_Dataset_:
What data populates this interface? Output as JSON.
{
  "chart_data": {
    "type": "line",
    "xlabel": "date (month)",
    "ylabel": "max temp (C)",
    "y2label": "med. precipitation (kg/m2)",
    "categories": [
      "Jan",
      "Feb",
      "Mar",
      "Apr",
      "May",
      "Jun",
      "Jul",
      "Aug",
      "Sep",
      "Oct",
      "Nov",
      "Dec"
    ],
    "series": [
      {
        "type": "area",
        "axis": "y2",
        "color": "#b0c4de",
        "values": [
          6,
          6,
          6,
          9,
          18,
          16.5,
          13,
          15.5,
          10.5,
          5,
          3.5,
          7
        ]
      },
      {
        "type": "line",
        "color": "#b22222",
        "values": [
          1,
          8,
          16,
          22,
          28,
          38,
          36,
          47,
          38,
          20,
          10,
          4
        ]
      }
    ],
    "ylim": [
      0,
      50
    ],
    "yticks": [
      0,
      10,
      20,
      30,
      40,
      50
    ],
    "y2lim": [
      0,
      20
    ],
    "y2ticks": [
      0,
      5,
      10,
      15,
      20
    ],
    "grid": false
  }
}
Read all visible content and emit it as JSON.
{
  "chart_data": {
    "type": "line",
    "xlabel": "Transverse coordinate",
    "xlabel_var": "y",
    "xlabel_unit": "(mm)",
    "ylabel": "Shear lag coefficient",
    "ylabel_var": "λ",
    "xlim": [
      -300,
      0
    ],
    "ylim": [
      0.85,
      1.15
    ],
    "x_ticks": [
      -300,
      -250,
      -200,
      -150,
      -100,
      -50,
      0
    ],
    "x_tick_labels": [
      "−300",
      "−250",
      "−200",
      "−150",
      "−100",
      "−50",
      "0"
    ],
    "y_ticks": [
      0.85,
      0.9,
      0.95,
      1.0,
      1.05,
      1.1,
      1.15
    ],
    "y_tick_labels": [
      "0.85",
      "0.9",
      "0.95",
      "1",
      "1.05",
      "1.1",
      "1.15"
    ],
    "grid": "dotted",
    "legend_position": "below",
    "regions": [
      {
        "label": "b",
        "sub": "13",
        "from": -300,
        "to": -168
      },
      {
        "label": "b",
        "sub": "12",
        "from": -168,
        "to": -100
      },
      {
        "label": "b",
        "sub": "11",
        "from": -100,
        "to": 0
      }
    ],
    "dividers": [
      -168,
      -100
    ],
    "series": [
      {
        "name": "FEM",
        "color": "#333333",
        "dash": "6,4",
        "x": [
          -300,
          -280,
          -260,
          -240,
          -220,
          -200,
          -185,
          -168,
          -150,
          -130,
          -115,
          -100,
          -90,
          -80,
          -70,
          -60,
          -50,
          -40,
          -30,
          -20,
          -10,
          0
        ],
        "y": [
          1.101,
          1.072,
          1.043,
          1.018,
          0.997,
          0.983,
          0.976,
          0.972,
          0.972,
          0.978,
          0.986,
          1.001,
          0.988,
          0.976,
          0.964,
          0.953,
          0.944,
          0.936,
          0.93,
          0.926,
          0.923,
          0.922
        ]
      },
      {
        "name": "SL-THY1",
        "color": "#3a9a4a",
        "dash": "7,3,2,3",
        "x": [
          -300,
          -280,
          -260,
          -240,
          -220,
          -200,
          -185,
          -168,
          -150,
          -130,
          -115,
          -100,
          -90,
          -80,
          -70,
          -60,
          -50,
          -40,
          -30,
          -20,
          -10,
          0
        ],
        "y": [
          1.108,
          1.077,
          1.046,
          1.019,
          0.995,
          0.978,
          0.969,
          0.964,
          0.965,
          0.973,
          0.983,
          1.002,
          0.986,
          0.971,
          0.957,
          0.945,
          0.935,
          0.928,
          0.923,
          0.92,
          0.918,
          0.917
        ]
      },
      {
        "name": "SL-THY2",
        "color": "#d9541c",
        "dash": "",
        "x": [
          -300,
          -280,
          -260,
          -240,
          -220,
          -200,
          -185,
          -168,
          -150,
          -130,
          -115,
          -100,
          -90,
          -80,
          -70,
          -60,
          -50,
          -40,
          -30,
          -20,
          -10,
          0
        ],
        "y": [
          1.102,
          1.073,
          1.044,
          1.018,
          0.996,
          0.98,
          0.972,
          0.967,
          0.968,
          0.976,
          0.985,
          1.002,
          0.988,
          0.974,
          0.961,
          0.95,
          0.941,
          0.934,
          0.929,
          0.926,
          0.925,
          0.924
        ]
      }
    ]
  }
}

_Directions_:
Would you reproduce the material above in full, exactly as given?

_Written solution_:
What data populates this interface? Output as JSON.
{
  "chart_data": {
    "type": "line",
    "xlabel": "date (month)",
    "ylabel": "max temp (C)",
    "y2label": "med. precipitation (kg/m2)",
    "categories": [
      "Jan",
      "Feb",
      "Mar",
      "Apr",
      "May",
      "Jun",
      "Jul",
      "Aug",
      "Sep",
      "Oct",
      "Nov",
      "Dec"
    ],
    "series": [
      {
        "type": "area",
        "axis": "y2",
        "color": "#b0c4de",
        "values": [
          6,
          6,
          6,
          9,
          18,
          16.5,
          13,
          15.5,
          10.5,
          5,
          3.5,
          7
        ]
      },
      {
        "type": "line",
        "color": "#b22222",
        "values": [
          1,
          8,
          16,
          22,
          28,
          38,
          36,
          47,
          38,
          20,
          10,
          4
        ]
      }
    ],
    "ylim": [
      0,
      50
    ],
    "yticks": [
      0,
      10,
      20,
      30,
      40,
      50
    ],
    "y2lim": [
      0,
      20
    ],
    "y2ticks": [
      0,
      5,
      10,
      15,
      20
    ],
    "grid": false
  }
}
Read all visible content and emit it as JSON.
{
  "chart_data": {
    "type": "line",
    "xlabel": "Transverse coordinate",
    "xlabel_var": "y",
    "xlabel_unit": "(mm)",
    "ylabel": "Shear lag coefficient",
    "ylabel_var": "λ",
    "xlim": [
      -300,
      0
    ],
    "ylim": [
      0.85,
      1.15
    ],
    "x_ticks": [
      -300,
      -250,
      -200,
      -150,
      -100,
      -50,
      0
    ],
    "x_tick_labels": [
      "−300",
      "−250",
      "−200",
      "−150",
      "−100",
      "−50",
      "0"
    ],
    "y_ticks": [
      0.85,
      0.9,
      0.95,
      1.0,
      1.05,
      1.1,
      1.15
    ],
    "y_tick_labels": [
      "0.85",
      "0.9",
      "0.95",
      "1",
      "1.05",
      "1.1",
      "1.15"
    ],
    "grid": "dotted",
    "legend_position": "below",
    "regions": [
      {
        "label": "b",
        "sub": "13",
        "from": -300,
        "to": -168
      },
      {
        "label": "b",
        "sub": "12",
        "from": -168,
        "to": -100
      },
      {
        "label": "b",
        "sub": "11",
        "from": -100,
        "to": 0
      }
    ],
    "dividers": [
      -168,
      -100
    ],
    "series": [
      {
        "name": "FEM",
        "color": "#333333",
        "dash": "6,4",
        "x": [
          -300,
          -280,
          -260,
          -240,
          -220,
          -200,
          -185,
          -168,
          -150,
          -130,
          -115,
          -100,
          -90,
          -80,
          -70,
          -60,
          -50,
          -40,
          -30,
          -20,
          -10,
          0
        ],
        "y": [
          1.101,
          1.072,
          1.043,
          1.018,
          0.997,
          0.983,
          0.976,
          0.972,
          0.972,
          0.978,
          0.986,
          1.001,
          0.988,
          0.976,
          0.964,
          0.953,
          0.944,
          0.936,
          0.93,
          0.926,
          0.923,
          0.922
        ]
      },
      {
        "name": "SL-THY1",
        "color": "#3a9a4a",
        "dash": "7,3,2,3",
        "x": [
          -300,
          -280,
          -260,
          -240,
          -220,
          -200,
          -185,
          -168,
          -150,
          -130,
          -115,
          -100,
          -90,
          -80,
          -70,
          -60,
          -50,
          -40,
          -30,
          -20,
          -10,
          0
        ],
        "y": [
          1.108,
          1.077,
          1.046,
          1.019,
          0.995,
          0.978,
          0.969,
          0.964,
          0.965,
          0.973,
          0.983,
          1.002,
          0.986,
          0.971,
          0.957,
          0.945,
          0.935,
          0.928,
          0.923,
          0.92,
          0.918,
          0.917
        ]
      },
      {
        "name": "SL-THY2",
        "color": "#d9541c",
        "dash": "",
        "x": [
          -300,
          -280,
          -260,
          -240,
          -220,
          -200,
          -185,
          -168,
          -150,
          -130,
          -115,
          -100,
          -90,
          -80,
          -70,
          -60,
          -50,
          -40,
          -30,
          -20,
          -10,
          0
        ],
        "y": [
          1.102,
          1.073,
          1.044,
          1.018,
          0.996,
          0.98,
          0.972,
          0.967,
          0.968,
          0.976,
          0.985,
          1.002,
          0.988,
          0.974,
          0.961,
          0.95,
          0.941,
          0.934,
          0.929,
          0.926,
          0.925,
          0.924
        ]
      }
    ]
  }
}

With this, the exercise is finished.